::: EXERCISE TEXT

Based on the combined data, we interpret the results of the chemical shift perturbation experiment (Fig. 5) to indicate that Der f 2 binds LPS via the internal hydrophobic space between the two β-sheets in a similar manner to MD-2. All significant perturbations (spheres in Fig. 5b) within Der f 2 occur on the four segments 89–104, 59–67, 121–126 and 19–33. The first two segments, which include all perturbations larger than 0.04 ppm (red and orange) with the exception of His-22, form the entrance to the intersheet space, and probably function to attach the phosphorylated β-1,6-linked d-glucosamine disaccharide of LPS. The other two segments are adjacent to the segment 89–104, surround the internal space, and possibly make contacts with the acyl chains linked to the disaccharide of LPS.
Role of Der f 2 clamshell-like motions in LPS binding
Lipopolysaccharides binding between two β-sheets requires clamshell-like motions of the β-sheets as we previously proposed (Ichikawa et al. 2005), as the unliganded ‘closed’ structure (Ichikawa et al. 2005; Suzuki et al. 2006) has only a small space. The somewhat ‘open’ structure (Johannessen et al. 2005) shown in Fig. 5b has a large hydrophobic cavity. However, lipid A, the lipid portion of LPS that is responsible for its binding to MD-2, and lipid IVa, a precursor of lipid A biosynthesis, have several acyl chains, which form a large, thick hydrophobic slab. This slab is more bulky than the pocket formed by the ‘open’ structure of group 2 allergens, which appears to be capable of accommodating only string-like compounds such as polyethylene glycol (Johannessen et al. 2005) or a pair of fatty acids (Derewenda et al. 2002). Therefore, in order for Der f 2 to accommodate LPS, the space between the two β-sheets needs to be more open, in a manner similar to MD-2, than this previously described ‘open’ structure, which could be termed ‘intermediately open’.

::::::
::: THE DATA

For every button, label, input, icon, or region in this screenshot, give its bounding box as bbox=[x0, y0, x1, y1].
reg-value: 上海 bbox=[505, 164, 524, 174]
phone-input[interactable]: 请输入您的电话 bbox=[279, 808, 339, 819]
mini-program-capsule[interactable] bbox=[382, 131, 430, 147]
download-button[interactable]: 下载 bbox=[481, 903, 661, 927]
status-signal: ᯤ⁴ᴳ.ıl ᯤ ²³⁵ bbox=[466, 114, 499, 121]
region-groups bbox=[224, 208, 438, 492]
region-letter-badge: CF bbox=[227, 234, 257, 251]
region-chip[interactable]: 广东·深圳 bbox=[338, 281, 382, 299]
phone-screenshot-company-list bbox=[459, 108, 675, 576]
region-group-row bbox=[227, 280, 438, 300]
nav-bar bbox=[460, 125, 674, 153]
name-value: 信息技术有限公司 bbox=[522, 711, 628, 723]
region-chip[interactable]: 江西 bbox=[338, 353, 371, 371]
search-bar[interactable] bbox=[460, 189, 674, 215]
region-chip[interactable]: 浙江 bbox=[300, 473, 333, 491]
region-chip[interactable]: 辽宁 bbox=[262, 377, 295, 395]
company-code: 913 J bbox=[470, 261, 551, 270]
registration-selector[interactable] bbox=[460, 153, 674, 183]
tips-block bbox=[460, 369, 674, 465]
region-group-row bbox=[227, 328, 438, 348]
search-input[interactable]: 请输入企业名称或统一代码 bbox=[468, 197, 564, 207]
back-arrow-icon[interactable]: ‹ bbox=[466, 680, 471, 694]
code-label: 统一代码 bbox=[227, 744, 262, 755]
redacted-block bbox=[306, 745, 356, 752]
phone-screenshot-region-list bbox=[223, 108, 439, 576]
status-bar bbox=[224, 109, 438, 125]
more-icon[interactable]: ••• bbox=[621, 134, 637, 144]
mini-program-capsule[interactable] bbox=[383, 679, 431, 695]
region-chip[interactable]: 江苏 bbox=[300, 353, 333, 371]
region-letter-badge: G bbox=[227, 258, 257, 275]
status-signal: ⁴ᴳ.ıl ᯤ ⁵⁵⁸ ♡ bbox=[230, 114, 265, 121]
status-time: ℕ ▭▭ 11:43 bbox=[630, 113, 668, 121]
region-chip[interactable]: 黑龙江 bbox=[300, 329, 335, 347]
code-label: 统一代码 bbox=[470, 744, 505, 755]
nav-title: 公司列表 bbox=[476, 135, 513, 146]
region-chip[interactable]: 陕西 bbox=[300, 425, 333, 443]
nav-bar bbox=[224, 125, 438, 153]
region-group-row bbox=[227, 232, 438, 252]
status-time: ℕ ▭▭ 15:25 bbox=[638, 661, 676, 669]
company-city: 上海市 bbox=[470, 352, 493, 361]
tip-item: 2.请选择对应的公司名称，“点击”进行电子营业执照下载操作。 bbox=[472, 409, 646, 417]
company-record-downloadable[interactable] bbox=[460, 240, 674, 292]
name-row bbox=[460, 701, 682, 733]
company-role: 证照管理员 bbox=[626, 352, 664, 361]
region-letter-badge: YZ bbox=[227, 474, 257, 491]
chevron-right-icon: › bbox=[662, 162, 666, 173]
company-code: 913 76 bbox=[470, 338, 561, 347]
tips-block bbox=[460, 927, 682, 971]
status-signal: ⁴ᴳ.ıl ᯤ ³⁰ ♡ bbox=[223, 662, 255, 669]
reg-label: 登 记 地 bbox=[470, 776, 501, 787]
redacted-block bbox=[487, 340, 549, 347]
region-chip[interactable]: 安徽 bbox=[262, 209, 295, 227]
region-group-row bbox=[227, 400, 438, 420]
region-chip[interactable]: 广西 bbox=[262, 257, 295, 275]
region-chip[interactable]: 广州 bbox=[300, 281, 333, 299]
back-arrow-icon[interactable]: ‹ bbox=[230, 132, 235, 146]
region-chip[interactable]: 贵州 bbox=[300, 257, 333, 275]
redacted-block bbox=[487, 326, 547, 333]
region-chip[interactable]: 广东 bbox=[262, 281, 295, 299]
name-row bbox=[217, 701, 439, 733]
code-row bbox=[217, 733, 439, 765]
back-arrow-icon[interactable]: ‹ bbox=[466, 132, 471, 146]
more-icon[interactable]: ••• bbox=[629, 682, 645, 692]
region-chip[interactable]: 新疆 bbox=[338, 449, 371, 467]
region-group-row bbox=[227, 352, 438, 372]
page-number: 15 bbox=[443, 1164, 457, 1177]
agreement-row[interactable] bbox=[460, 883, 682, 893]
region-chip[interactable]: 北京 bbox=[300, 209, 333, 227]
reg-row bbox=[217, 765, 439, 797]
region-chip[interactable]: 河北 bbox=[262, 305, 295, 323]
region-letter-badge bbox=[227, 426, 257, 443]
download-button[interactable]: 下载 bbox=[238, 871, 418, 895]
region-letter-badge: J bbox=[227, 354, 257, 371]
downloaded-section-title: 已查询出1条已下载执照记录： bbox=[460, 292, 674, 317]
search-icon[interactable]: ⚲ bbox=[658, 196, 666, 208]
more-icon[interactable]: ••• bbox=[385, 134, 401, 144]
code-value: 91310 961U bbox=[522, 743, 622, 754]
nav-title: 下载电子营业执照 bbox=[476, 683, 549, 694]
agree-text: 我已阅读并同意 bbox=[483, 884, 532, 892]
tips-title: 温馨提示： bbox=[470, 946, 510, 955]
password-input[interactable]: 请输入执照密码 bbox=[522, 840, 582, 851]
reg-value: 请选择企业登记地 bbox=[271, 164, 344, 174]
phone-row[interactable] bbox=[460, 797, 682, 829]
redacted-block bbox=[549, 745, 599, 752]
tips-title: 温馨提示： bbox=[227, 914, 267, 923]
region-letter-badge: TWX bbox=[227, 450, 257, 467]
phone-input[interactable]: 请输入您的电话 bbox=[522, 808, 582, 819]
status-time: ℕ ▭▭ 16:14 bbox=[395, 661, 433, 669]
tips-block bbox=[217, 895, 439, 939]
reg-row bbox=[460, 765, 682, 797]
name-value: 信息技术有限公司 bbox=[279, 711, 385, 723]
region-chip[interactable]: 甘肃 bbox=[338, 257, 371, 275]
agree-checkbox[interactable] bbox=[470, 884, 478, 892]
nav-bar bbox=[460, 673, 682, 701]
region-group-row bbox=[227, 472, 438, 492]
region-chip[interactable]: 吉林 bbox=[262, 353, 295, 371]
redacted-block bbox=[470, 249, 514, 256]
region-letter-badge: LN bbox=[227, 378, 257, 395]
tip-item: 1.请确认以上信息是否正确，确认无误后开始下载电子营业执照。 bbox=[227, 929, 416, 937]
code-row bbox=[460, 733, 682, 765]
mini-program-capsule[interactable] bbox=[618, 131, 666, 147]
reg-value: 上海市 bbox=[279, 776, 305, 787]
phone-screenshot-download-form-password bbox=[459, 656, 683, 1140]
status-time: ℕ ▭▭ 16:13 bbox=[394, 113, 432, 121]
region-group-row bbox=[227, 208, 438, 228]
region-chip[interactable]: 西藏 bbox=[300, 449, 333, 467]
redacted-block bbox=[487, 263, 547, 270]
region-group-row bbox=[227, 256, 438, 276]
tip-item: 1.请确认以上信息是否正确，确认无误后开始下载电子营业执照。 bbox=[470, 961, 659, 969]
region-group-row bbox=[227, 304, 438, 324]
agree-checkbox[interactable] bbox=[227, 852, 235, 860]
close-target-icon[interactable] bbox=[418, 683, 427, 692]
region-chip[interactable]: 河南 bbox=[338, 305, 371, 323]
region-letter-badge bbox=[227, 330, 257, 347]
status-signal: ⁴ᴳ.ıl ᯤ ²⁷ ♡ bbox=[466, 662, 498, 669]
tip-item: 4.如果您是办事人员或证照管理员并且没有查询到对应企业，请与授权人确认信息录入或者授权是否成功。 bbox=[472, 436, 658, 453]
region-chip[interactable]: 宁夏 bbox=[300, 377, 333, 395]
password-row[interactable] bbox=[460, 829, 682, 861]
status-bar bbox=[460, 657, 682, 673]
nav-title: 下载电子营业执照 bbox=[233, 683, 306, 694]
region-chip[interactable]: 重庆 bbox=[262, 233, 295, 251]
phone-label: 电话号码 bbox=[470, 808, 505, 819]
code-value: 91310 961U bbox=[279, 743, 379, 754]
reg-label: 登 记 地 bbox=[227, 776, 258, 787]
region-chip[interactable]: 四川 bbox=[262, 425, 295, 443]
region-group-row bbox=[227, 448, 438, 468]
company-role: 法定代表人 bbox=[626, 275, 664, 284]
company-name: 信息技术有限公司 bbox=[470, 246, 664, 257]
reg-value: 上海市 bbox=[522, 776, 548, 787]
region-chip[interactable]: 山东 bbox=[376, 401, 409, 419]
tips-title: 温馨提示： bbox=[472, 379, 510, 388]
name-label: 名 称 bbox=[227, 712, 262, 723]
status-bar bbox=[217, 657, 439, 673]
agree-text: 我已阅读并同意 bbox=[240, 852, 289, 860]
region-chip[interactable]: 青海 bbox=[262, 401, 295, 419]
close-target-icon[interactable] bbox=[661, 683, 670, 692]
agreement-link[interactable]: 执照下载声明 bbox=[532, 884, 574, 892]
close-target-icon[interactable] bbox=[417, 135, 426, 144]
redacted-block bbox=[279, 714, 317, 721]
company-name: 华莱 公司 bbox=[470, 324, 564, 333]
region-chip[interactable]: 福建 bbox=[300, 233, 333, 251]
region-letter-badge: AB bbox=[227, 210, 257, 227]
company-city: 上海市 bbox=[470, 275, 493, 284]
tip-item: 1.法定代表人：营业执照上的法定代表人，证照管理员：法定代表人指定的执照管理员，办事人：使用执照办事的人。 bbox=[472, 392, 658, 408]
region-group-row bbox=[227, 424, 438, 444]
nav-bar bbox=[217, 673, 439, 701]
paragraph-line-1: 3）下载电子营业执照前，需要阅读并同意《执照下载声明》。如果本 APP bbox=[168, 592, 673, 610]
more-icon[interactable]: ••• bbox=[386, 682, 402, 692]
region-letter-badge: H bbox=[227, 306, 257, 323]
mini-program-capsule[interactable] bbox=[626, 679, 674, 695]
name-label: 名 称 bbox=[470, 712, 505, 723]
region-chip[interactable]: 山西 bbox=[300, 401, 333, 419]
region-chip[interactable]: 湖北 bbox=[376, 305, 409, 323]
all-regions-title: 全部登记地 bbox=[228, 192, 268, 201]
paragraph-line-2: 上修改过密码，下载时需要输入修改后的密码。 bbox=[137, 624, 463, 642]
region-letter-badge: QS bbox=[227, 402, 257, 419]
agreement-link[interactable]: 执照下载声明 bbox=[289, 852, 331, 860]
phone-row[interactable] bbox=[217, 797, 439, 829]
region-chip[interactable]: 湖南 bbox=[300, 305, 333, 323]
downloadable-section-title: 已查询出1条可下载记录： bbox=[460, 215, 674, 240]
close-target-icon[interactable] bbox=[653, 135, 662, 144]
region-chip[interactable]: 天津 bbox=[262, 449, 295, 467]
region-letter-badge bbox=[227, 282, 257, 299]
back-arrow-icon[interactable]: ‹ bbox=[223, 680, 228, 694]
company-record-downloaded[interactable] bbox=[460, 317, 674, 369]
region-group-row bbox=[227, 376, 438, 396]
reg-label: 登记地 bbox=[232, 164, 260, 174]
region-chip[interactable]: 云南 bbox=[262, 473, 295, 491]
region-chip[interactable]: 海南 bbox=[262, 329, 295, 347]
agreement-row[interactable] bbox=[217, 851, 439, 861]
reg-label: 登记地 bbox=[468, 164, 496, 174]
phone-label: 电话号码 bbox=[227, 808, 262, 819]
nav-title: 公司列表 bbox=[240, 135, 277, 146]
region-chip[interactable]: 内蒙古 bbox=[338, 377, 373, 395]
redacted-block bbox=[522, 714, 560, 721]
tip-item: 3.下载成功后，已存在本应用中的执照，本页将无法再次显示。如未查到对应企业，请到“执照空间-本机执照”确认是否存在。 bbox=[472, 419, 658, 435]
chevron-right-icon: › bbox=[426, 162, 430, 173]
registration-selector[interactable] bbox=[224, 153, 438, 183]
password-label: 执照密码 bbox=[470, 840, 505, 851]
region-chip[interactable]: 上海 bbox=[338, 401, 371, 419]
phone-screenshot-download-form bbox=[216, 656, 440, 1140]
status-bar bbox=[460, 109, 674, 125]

::::::

■ **TASK ITEM A**
Answer these three questions from the Der f 2 text, one answer per line:
(i) On which four segments of Der f 2 do all significant perturbations occur?
(ii) What compounds does the pocket of the 'open' structure of group 2 allergens appear able to accommodate?
(iii) What term does the text suggest for the previously described 'open' structure?
■ **TASK ITEM B**
Please write the next paragraph of the Der f 2 text, starting right after its final sentence.
The entries come from a separate source and are unrelated to the Der f 2 text.

■ **EXERCISE RESPONSE A**
(i) Segments 89–104, 59–67, 121–126 and 19–33.
(ii) Only string-like compounds, such as polyethylene glycol or a pair of fatty acids.
(iii) 'Intermediately open'.

■ **EXERCISE RESPONSE B**
This becomes clear when this ‘intermediately open’ structure of Der f 2 is superimposed on the structure of ligand-bound MD-2 (Park et al. 2009) (Fig. 6). The superimpositions shown in Fig. 6a,c indicate that the space between the two β-sheets of the ‘intermediately open’ Der f 2 structure (red) is narrower than that of MD-2 structure (green), and that the aromatic rings of Tyr-90 and Trp-92 of Der f 2 occupy the space of lipid A (blue) complexed with MD-2. Therefore, to fully open up the cavity of Der f 2 to the size of the MD-2 internal space, Der f 2 needs to open up the four segments described above, within which all the significant chemical shift perturbations occurred, and to reorient the two aromatic side-chains. These requirements are consistent with the results of the NMR and fluorescence experiments of the present study.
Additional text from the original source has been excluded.